_Problem details_
Find the word "week" in the material below and gather every line that contains it.

---------- Given records ----------

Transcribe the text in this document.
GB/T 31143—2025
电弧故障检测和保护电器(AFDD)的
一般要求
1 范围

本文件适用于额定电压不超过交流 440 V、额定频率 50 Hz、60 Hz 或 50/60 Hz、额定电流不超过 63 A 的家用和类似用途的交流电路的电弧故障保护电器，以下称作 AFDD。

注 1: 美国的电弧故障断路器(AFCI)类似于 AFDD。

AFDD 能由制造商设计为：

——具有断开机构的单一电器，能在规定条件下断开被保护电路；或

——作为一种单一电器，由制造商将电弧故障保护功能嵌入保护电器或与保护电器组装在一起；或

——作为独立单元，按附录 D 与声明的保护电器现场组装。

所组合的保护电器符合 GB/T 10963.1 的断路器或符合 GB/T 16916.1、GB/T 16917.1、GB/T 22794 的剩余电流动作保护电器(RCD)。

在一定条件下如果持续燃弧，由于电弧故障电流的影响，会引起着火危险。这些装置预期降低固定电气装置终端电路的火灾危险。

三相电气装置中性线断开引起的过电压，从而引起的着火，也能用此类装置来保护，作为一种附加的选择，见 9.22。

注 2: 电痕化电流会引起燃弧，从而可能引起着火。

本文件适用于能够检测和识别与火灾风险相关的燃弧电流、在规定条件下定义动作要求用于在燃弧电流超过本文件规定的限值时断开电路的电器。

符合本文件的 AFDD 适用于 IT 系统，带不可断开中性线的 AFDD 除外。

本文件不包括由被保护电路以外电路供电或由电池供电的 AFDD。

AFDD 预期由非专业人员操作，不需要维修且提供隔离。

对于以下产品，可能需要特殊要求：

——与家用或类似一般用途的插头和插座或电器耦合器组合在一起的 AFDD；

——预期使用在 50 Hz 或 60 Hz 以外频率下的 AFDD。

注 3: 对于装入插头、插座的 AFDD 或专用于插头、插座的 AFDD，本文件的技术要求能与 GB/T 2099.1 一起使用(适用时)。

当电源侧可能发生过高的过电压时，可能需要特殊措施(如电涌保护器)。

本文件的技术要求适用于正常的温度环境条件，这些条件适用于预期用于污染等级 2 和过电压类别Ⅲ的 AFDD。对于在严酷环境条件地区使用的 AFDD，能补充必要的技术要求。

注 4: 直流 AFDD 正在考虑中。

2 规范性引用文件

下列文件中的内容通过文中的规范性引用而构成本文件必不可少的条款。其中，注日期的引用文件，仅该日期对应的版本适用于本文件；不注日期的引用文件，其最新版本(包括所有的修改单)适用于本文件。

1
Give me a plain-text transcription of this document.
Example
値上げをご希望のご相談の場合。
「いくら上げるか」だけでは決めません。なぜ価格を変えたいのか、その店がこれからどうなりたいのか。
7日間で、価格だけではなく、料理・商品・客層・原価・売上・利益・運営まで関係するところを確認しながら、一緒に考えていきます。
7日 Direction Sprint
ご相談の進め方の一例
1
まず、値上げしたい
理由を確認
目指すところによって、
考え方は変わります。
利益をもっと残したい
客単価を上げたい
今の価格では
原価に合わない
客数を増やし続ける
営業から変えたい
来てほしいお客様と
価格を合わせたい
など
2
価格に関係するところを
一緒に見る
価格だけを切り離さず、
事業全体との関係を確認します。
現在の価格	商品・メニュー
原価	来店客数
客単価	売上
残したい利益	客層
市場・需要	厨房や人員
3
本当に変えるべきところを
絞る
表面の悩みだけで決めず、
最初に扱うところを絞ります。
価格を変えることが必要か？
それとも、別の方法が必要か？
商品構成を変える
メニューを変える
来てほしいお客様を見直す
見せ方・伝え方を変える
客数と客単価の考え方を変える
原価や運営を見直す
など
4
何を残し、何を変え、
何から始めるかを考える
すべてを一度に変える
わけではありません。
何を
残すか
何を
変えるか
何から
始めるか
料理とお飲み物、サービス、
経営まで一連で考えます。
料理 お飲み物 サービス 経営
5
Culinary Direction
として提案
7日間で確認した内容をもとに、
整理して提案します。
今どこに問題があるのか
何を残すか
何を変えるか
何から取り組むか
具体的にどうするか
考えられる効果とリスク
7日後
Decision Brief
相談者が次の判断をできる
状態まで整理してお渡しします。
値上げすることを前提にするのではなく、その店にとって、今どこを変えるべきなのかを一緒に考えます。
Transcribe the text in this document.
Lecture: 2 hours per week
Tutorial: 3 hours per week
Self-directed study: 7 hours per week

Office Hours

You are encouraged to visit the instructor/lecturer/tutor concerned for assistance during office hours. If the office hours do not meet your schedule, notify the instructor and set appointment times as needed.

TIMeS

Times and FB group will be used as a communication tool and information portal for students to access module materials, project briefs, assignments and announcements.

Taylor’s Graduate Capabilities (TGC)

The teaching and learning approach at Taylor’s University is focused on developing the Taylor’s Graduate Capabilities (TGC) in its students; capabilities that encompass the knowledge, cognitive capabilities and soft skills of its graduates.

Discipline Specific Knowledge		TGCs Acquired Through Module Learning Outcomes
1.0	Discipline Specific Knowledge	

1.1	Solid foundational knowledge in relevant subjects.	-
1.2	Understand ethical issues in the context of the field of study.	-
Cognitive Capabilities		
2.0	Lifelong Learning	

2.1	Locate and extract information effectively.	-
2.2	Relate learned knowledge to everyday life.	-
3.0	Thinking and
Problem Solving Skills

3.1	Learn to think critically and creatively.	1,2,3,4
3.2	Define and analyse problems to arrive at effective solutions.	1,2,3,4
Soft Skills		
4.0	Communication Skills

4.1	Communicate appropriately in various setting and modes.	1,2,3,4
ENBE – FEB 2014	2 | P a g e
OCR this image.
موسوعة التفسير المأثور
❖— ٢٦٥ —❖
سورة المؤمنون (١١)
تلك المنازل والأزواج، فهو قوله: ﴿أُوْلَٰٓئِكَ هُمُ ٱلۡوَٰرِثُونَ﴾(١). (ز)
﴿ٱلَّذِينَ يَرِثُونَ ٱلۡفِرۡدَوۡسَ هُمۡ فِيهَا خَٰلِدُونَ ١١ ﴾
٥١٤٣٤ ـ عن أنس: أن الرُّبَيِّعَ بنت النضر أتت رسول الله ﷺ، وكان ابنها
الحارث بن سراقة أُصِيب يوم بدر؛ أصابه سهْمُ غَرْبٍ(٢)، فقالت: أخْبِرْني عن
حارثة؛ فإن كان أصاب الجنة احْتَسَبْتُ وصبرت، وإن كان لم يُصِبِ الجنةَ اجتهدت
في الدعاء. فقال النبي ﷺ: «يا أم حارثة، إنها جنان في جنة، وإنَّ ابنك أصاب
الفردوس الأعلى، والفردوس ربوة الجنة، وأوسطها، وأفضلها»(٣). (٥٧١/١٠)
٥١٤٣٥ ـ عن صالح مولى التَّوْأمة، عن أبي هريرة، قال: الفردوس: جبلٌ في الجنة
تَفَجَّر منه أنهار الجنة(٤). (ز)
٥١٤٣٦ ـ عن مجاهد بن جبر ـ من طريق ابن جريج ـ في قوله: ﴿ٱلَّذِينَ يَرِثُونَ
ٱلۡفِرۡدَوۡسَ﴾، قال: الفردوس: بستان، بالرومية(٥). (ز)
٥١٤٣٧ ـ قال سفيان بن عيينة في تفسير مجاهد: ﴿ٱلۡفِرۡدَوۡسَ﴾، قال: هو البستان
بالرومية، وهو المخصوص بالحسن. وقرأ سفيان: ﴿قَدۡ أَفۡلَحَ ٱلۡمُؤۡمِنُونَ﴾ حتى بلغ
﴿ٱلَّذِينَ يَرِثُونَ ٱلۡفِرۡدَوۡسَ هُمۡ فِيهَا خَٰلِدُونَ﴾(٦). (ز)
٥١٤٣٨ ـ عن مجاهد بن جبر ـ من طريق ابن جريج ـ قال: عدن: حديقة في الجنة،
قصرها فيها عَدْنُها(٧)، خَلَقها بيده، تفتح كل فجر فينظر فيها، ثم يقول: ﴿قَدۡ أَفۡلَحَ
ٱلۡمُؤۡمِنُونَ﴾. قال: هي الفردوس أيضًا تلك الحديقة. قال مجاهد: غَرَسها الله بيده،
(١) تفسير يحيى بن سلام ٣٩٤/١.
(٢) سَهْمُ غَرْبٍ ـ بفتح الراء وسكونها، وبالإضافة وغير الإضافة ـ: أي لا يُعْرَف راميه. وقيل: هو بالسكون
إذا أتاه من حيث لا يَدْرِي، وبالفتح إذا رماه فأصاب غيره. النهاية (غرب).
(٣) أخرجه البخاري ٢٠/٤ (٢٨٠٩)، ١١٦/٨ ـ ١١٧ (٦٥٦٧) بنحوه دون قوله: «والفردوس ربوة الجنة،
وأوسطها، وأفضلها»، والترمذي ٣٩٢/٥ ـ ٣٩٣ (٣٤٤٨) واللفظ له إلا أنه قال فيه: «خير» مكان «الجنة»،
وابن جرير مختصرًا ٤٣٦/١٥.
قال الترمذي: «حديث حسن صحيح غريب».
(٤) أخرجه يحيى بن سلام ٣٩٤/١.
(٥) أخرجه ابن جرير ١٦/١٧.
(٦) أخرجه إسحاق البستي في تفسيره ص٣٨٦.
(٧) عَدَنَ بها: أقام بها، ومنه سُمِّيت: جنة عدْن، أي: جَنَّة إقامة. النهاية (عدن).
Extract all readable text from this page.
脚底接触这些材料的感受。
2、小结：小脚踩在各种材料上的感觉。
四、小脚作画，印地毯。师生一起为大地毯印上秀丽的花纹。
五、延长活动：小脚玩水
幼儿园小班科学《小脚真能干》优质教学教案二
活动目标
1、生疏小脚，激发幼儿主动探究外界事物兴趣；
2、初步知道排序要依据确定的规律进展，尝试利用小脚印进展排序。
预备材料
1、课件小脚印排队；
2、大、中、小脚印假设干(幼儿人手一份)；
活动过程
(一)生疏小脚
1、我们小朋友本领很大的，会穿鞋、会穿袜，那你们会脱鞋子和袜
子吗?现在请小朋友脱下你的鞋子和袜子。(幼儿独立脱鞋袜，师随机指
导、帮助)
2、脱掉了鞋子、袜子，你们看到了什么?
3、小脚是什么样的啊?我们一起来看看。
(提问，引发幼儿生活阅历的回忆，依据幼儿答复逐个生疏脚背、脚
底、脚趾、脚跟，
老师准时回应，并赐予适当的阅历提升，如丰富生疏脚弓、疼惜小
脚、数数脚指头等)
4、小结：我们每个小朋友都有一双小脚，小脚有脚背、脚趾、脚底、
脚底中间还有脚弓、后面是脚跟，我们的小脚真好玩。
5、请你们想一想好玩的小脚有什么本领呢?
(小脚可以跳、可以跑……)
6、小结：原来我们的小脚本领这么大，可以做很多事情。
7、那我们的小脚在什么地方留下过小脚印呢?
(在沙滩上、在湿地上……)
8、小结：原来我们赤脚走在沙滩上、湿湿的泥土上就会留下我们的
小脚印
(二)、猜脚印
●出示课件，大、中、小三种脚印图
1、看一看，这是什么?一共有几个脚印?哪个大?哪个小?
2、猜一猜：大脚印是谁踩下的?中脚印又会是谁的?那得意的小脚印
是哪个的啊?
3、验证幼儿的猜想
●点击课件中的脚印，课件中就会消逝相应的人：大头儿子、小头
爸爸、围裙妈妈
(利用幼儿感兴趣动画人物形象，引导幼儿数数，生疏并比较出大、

----------

_Full solution_
Lecture: 2 hours per week
Tutorial: 3 hours per week
Self-directed study: 7 hours per week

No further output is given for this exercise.